-- start --

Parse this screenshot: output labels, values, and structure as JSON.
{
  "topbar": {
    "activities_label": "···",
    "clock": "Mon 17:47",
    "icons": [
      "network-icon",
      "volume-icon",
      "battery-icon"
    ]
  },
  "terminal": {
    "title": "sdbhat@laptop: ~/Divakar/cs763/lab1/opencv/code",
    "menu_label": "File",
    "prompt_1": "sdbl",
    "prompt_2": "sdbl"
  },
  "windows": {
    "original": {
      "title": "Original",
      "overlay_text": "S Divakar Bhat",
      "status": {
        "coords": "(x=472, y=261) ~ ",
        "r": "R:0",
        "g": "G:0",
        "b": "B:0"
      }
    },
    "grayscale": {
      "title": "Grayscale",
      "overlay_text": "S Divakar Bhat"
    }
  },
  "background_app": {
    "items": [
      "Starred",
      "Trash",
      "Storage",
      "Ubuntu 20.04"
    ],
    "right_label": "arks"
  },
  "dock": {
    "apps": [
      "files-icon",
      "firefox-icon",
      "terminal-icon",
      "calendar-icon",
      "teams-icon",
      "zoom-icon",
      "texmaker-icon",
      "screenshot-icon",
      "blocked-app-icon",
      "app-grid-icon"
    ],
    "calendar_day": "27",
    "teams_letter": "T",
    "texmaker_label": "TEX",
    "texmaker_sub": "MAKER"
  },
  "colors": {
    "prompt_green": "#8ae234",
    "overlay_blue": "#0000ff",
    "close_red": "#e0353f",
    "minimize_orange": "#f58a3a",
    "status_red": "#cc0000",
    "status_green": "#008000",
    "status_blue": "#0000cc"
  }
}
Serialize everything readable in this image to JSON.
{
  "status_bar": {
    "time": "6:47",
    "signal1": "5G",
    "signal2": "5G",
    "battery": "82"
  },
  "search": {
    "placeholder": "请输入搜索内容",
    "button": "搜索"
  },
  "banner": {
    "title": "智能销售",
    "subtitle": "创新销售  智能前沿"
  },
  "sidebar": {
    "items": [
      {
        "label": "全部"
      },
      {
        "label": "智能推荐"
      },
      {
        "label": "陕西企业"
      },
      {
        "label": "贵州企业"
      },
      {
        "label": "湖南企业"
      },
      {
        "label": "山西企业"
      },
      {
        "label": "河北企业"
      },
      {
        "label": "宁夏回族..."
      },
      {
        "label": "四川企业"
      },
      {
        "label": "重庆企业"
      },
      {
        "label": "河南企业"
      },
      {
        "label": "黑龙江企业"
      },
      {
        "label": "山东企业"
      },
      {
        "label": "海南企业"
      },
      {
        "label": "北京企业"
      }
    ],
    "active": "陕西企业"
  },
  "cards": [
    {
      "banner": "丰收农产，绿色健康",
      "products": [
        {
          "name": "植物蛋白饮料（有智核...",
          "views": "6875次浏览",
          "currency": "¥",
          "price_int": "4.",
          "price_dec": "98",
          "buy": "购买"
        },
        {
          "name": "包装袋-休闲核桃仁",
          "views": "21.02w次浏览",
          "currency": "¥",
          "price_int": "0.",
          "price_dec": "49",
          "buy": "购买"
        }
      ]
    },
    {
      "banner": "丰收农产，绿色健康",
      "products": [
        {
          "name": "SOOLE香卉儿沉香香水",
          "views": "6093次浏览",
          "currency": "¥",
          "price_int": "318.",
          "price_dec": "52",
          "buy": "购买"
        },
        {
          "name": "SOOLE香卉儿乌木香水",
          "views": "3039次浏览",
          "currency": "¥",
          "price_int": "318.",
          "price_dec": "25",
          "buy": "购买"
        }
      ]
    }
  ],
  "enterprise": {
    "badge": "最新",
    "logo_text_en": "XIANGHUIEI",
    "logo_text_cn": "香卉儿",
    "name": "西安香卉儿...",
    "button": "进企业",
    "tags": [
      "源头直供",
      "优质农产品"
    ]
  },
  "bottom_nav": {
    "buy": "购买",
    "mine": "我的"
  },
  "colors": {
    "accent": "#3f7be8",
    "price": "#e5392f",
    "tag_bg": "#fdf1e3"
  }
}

-- end --

== SET TASK ==
Make an exact copy of the data above.

== SOLUTION BELOW ==
Parse this screenshot: output labels, values, and structure as JSON.
{
  "topbar": {
    "activities_label": "···",
    "clock": "Mon 17:47",
    "icons": [
      "network-icon",
      "volume-icon",
      "battery-icon"
    ]
  },
  "terminal": {
    "title": "sdbhat@laptop: ~/Divakar/cs763/lab1/opencv/code",
    "menu_label": "File",
    "prompt_1": "sdbl",
    "prompt_2": "sdbl"
  },
  "windows": {
    "original": {
      "title": "Original",
      "overlay_text": "S Divakar Bhat",
      "status": {
        "coords": "(x=472, y=261) ~ ",
        "r": "R:0",
        "g": "G:0",
        "b": "B:0"
      }
    },
    "grayscale": {
      "title": "Grayscale",
      "overlay_text": "S Divakar Bhat"
    }
  },
  "background_app": {
    "items": [
      "Starred",
      "Trash",
      "Storage",
      "Ubuntu 20.04"
    ],
    "right_label": "arks"
  },
  "dock": {
    "apps": [
      "files-icon",
      "firefox-icon",
      "terminal-icon",
      "calendar-icon",
      "teams-icon",
      "zoom-icon",
      "texmaker-icon",
      "screenshot-icon",
      "blocked-app-icon",
      "app-grid-icon"
    ],
    "calendar_day": "27",
    "teams_letter": "T",
    "texmaker_label": "TEX",
    "texmaker_sub": "MAKER"
  },
  "colors": {
    "prompt_green": "#8ae234",
    "overlay_blue": "#0000ff",
    "close_red": "#e0353f",
    "minimize_orange": "#f58a3a",
    "status_red": "#cc0000",
    "status_green": "#008000",
    "status_blue": "#0000cc"
  }
}
Serialize everything readable in this image to JSON.
{
  "status_bar": {
    "time": "6:47",
    "signal1": "5G",
    "signal2": "5G",
    "battery": "82"
  },
  "search": {
    "placeholder": "请输入搜索内容",
    "button": "搜索"
  },
  "banner": {
    "title": "智能销售",
    "subtitle": "创新销售  智能前沿"
  },
  "sidebar": {
    "items": [
      {
        "label": "全部"
      },
      {
        "label": "智能推荐"
      },
      {
        "label": "陕西企业"
      },
      {
        "label": "贵州企业"
      },
      {
        "label": "湖南企业"
      },
      {
        "label": "山西企业"
      },
      {
        "label": "河北企业"
      },
      {
        "label": "宁夏回族..."
      },
      {
        "label": "四川企业"
      },
      {
        "label": "重庆企业"
      },
      {
        "label": "河南企业"
      },
      {
        "label": "黑龙江企业"
      },
      {
        "label": "山东企业"
      },
      {
        "label": "海南企业"
      },
      {
        "label": "北京企业"
      }
    ],
    "active": "陕西企业"
  },
  "cards": [
    {
      "banner": "丰收农产，绿色健康",
      "products": [
        {
          "name": "植物蛋白饮料（有智核...",
          "views": "6875次浏览",
          "currency": "¥",
          "price_int": "4.",
          "price_dec": "98",
          "buy": "购买"
        },
        {
          "name": "包装袋-休闲核桃仁",
          "views": "21.02w次浏览",
          "currency": "¥",
          "price_int": "0.",
          "price_dec": "49",
          "buy": "购买"
        }
      ]
    },
    {
      "banner": "丰收农产，绿色健康",
      "products": [
        {
          "name": "SOOLE香卉儿沉香香水",
          "views": "6093次浏览",
          "currency": "¥",
          "price_int": "318.",
          "price_dec": "52",
          "buy": "购买"
        },
        {
          "name": "SOOLE香卉儿乌木香水",
          "views": "3039次浏览",
          "currency": "¥",
          "price_int": "318.",
          "price_dec": "25",
          "buy": "购买"
        }
      ]
    }
  ],
  "enterprise": {
    "badge": "最新",
    "logo_text_en": "XIANGHUIEI",
    "logo_text_cn": "香卉儿",
    "name": "西安香卉儿...",
    "button": "进企业",
    "tags": [
      "源头直供",
      "优质农产品"
    ]
  },
  "bottom_nav": {
    "buy": "购买",
    "mine": "我的"
  },
  "colors": {
    "accent": "#3f7be8",
    "price": "#e5392f",
    "tag_bg": "#fdf1e3"
  }
}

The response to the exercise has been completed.